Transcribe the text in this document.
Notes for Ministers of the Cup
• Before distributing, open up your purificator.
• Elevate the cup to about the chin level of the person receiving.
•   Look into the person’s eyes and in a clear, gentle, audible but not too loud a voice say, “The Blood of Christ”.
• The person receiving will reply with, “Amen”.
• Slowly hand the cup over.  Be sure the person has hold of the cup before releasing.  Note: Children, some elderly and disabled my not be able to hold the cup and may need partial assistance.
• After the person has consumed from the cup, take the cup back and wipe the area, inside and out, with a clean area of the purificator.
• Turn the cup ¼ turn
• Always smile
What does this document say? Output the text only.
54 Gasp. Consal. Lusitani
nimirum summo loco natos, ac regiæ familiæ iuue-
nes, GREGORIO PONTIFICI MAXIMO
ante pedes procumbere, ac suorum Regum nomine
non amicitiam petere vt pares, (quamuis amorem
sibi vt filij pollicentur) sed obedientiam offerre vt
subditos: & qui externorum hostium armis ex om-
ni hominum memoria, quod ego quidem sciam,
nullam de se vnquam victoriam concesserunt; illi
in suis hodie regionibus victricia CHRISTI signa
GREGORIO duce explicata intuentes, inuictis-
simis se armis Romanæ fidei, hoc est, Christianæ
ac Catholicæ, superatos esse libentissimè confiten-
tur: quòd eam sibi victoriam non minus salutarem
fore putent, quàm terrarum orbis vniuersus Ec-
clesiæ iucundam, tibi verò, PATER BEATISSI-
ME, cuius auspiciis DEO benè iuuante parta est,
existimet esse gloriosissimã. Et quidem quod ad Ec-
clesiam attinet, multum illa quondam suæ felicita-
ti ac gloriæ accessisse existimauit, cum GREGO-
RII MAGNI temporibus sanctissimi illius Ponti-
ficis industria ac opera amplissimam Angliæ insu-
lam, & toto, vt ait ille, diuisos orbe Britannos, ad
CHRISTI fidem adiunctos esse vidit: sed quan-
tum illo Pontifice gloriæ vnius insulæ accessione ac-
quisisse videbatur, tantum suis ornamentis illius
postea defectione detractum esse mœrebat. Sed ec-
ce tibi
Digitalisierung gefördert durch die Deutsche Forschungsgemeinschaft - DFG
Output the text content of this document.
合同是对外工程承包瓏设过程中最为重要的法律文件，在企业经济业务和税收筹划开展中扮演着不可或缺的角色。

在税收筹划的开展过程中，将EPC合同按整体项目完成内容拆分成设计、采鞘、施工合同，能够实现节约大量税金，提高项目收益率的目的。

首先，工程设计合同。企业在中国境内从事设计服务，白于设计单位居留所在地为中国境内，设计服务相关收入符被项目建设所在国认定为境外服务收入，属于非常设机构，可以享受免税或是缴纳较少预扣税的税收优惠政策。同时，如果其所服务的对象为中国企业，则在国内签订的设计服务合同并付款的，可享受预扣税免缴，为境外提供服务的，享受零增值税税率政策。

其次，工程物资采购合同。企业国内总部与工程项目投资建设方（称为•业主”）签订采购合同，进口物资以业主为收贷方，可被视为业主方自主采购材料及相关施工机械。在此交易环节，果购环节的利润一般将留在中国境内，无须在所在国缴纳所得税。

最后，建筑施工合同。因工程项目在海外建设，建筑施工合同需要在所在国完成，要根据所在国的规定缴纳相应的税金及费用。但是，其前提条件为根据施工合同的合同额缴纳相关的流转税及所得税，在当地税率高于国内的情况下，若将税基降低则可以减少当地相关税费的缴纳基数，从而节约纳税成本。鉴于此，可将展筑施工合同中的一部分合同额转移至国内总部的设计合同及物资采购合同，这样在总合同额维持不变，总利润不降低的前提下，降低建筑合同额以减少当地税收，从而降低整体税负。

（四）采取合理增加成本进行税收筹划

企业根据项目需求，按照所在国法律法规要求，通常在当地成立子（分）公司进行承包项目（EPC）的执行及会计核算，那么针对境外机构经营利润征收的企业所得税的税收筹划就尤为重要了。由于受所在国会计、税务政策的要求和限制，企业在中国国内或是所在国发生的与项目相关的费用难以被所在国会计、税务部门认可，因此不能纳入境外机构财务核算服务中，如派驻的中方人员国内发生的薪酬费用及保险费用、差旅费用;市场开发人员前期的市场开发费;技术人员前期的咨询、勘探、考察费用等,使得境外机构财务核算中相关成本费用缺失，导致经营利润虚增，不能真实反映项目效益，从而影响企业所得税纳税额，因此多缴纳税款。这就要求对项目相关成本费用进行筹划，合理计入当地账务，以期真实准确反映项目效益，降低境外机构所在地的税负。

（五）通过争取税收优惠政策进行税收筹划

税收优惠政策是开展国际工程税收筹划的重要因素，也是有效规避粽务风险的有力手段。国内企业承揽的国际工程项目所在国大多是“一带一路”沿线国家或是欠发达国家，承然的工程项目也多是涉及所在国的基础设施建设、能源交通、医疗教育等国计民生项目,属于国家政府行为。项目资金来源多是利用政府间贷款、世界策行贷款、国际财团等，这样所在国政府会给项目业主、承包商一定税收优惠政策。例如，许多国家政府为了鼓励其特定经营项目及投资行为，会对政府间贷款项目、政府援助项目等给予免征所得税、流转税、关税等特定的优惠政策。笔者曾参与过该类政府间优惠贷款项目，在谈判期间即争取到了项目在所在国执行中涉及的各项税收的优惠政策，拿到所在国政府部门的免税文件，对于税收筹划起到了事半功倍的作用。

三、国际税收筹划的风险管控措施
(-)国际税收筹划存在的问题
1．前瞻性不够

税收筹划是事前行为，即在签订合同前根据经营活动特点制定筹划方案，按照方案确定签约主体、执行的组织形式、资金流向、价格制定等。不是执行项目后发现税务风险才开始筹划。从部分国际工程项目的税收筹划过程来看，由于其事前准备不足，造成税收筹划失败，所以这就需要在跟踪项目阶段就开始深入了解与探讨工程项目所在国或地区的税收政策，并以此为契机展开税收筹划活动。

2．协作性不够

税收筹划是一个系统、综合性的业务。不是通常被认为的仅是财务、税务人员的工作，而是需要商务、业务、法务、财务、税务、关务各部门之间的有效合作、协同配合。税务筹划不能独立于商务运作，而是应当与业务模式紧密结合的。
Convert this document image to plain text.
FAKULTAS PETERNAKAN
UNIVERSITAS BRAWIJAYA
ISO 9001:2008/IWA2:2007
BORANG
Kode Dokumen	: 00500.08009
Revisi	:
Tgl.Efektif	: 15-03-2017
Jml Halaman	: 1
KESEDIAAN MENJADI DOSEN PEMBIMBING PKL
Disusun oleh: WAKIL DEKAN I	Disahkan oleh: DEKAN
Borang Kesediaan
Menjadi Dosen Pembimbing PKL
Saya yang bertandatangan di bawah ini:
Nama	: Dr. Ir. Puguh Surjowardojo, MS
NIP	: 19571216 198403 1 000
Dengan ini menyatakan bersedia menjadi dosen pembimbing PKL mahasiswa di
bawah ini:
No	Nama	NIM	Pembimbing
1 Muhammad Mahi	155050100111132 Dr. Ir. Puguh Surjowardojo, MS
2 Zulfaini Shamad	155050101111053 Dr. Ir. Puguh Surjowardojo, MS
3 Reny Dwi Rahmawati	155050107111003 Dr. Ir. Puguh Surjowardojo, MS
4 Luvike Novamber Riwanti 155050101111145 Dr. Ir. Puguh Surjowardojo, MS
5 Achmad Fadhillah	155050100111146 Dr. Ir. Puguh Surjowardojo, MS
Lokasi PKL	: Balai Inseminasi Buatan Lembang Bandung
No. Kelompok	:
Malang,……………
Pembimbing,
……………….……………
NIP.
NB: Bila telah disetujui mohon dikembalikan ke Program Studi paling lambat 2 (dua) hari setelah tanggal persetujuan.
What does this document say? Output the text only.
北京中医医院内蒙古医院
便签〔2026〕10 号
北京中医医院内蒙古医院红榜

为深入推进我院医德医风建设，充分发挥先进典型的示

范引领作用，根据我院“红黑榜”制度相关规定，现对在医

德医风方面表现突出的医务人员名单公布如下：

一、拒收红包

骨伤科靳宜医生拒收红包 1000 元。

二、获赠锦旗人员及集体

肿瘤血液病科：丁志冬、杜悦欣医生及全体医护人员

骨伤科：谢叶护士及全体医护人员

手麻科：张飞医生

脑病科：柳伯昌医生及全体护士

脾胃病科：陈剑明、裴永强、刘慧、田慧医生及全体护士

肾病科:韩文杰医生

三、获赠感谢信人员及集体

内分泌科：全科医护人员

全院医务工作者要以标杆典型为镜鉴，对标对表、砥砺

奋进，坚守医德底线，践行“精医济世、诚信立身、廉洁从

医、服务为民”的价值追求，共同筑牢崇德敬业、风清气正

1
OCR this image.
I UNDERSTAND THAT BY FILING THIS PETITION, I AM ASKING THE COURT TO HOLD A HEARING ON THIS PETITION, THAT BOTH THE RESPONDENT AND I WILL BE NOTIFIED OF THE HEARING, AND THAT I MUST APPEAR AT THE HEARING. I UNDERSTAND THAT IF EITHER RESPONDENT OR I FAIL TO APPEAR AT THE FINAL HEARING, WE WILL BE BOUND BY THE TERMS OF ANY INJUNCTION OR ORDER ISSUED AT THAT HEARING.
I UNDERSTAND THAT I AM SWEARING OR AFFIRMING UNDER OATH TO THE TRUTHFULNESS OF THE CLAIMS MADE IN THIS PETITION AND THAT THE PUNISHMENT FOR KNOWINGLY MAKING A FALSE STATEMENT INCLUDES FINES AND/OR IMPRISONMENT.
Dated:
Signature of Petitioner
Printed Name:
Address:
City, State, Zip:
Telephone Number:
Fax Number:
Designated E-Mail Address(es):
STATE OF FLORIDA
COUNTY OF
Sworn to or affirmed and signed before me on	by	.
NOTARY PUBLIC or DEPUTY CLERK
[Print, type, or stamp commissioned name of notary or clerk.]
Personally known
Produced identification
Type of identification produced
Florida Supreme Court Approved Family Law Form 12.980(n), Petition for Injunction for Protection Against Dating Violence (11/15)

=-=-=

INSTRUCTIONS FOR THE TASK — Determine the number of lines in the records that include the string "quod", and respond with that number only.

FULL ANSWER — 2